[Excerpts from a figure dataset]
_ _ _ _ _ _ _

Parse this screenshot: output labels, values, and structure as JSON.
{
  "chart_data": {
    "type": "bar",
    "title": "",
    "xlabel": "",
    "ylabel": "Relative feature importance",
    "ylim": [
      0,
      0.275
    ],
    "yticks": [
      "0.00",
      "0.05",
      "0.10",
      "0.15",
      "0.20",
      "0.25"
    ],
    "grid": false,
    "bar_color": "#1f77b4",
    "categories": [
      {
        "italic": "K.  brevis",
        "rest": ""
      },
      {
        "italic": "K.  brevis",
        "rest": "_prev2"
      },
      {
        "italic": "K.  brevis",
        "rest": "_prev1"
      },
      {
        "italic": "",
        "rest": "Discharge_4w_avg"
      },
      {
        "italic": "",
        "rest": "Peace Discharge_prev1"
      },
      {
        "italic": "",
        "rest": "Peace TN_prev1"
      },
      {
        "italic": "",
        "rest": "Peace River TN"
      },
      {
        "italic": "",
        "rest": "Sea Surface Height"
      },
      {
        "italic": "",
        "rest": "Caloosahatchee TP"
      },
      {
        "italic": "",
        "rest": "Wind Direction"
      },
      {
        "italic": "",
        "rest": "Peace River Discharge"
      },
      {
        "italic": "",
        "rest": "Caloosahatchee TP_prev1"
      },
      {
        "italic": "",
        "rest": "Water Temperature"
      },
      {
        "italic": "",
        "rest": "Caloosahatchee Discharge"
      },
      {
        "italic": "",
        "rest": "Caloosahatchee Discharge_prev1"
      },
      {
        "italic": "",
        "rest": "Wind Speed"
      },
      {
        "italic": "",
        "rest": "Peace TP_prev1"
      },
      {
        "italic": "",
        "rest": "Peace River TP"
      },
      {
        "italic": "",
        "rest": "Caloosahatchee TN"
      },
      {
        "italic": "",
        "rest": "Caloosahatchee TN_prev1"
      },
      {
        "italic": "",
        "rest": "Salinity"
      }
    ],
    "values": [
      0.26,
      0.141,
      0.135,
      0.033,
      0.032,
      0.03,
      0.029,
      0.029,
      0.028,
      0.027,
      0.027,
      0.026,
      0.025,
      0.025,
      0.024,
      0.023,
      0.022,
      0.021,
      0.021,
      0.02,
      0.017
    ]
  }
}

_ _ _ _ _ _ _

* THE EXERCISE: Read through the entries and copy each line in which "Wind" appears.

* ANSWER FOR THIS EXERCISE:
        "rest": "Wind Direction"
        "rest": "Wind Speed"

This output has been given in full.